- THE TASK: All records are to be retyped faithfully and completely.

········

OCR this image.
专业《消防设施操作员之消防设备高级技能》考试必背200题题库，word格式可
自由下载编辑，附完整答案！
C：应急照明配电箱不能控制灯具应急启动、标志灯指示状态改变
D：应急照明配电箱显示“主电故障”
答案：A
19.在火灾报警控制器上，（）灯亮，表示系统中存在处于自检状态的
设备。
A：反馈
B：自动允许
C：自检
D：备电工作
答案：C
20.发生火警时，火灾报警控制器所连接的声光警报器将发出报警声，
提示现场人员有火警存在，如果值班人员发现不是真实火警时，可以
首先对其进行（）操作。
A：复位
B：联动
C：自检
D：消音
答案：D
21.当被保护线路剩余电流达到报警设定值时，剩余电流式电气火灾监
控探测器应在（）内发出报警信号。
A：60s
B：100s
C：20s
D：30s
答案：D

········

- OUTPUT OF THE TASK:
OCR this image.
专业《消防设施操作员之消防设备高级技能》考试必背200题题库，word格式可
自由下载编辑，附完整答案！
C：应急照明配电箱不能控制灯具应急启动、标志灯指示状态改变
D：应急照明配电箱显示“主电故障”
答案：A
19.在火灾报警控制器上，（）灯亮，表示系统中存在处于自检状态的
设备。
A：反馈
B：自动允许
C：自检
D：备电工作
答案：C
20.发生火警时，火灾报警控制器所连接的声光警报器将发出报警声，
提示现场人员有火警存在，如果值班人员发现不是真实火警时，可以
首先对其进行（）操作。
A：复位
B：联动
C：自检
D：消音
答案：D
21.当被保护线路剩余电流达到报警设定值时，剩余电流式电气火灾监
控探测器应在（）内发出报警信号。
A：60s
B：100s
C：20s
D：30s
答案：D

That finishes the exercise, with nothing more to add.